* Start *

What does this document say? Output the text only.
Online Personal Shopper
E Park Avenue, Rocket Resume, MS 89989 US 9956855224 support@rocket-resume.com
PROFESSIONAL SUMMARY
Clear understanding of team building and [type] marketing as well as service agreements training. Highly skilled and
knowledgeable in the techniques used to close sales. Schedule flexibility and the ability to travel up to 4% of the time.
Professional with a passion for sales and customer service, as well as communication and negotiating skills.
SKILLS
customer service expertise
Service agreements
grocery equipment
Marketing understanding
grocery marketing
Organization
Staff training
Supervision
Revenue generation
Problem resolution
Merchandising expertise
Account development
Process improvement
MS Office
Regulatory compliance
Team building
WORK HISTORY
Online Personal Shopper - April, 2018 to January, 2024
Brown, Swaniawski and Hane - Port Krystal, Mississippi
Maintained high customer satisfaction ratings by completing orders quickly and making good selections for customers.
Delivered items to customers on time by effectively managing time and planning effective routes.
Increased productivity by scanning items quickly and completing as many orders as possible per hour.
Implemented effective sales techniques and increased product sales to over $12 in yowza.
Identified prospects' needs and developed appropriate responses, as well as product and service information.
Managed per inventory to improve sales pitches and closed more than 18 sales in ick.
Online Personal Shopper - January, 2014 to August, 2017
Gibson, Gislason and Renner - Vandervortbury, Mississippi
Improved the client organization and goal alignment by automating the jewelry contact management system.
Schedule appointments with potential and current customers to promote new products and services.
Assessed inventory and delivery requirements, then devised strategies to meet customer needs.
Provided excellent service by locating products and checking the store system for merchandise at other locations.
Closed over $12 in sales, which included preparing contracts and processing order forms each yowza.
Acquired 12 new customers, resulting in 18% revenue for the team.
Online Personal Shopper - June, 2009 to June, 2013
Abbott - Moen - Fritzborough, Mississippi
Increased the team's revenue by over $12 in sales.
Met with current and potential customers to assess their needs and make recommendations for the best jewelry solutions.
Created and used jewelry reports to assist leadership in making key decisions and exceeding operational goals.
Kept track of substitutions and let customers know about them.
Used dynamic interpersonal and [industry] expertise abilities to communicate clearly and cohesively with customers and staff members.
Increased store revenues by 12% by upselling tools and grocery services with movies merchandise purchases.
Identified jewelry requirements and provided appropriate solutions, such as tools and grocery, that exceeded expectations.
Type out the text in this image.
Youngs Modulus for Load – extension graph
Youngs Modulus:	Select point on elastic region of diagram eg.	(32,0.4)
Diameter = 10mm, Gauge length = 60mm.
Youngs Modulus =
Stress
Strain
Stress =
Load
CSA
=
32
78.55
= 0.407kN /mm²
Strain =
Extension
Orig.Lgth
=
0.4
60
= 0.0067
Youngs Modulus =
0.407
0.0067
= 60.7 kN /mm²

* End *

The entries above should be repeated exactly, every one of them.

What does this document say? Output the text only.
Online Personal Shopper
E Park Avenue, Rocket Resume, MS 89989 US 9956855224 support@rocket-resume.com
PROFESSIONAL SUMMARY
Clear understanding of team building and [type] marketing as well as service agreements training. Highly skilled and
knowledgeable in the techniques used to close sales. Schedule flexibility and the ability to travel up to 4% of the time.
Professional with a passion for sales and customer service, as well as communication and negotiating skills.
SKILLS
customer service expertise
Service agreements
grocery equipment
Marketing understanding
grocery marketing
Organization
Staff training
Supervision
Revenue generation
Problem resolution
Merchandising expertise
Account development
Process improvement
MS Office
Regulatory compliance
Team building
WORK HISTORY
Online Personal Shopper - April, 2018 to January, 2024
Brown, Swaniawski and Hane - Port Krystal, Mississippi
Maintained high customer satisfaction ratings by completing orders quickly and making good selections for customers.
Delivered items to customers on time by effectively managing time and planning effective routes.
Increased productivity by scanning items quickly and completing as many orders as possible per hour.
Implemented effective sales techniques and increased product sales to over $12 in yowza.
Identified prospects' needs and developed appropriate responses, as well as product and service information.
Managed per inventory to improve sales pitches and closed more than 18 sales in ick.
Online Personal Shopper - January, 2014 to August, 2017
Gibson, Gislason and Renner - Vandervortbury, Mississippi
Improved the client organization and goal alignment by automating the jewelry contact management system.
Schedule appointments with potential and current customers to promote new products and services.
Assessed inventory and delivery requirements, then devised strategies to meet customer needs.
Provided excellent service by locating products and checking the store system for merchandise at other locations.
Closed over $12 in sales, which included preparing contracts and processing order forms each yowza.
Acquired 12 new customers, resulting in 18% revenue for the team.
Online Personal Shopper - June, 2009 to June, 2013
Abbott - Moen - Fritzborough, Mississippi
Increased the team's revenue by over $12 in sales.
Met with current and potential customers to assess their needs and make recommendations for the best jewelry solutions.
Created and used jewelry reports to assist leadership in making key decisions and exceeding operational goals.
Kept track of substitutions and let customers know about them.
Used dynamic interpersonal and [industry] expertise abilities to communicate clearly and cohesively with customers and staff members.
Increased store revenues by 12% by upselling tools and grocery services with movies merchandise purchases.
Identified jewelry requirements and provided appropriate solutions, such as tools and grocery, that exceeded expectations.
Type out the text in this image.
Youngs Modulus for Load – extension graph
Youngs Modulus:	Select point on elastic region of diagram eg.	(32,0.4)
Diameter = 10mm, Gauge length = 60mm.
Youngs Modulus =
Stress
Strain
Stress =
Load
CSA
=
32
78.55
= 0.407kN /mm²
Strain =
Extension
Orig.Lgth
=
0.4
60
= 0.0067
Youngs Modulus =
0.407
0.0067
= 60.7 kN /mm²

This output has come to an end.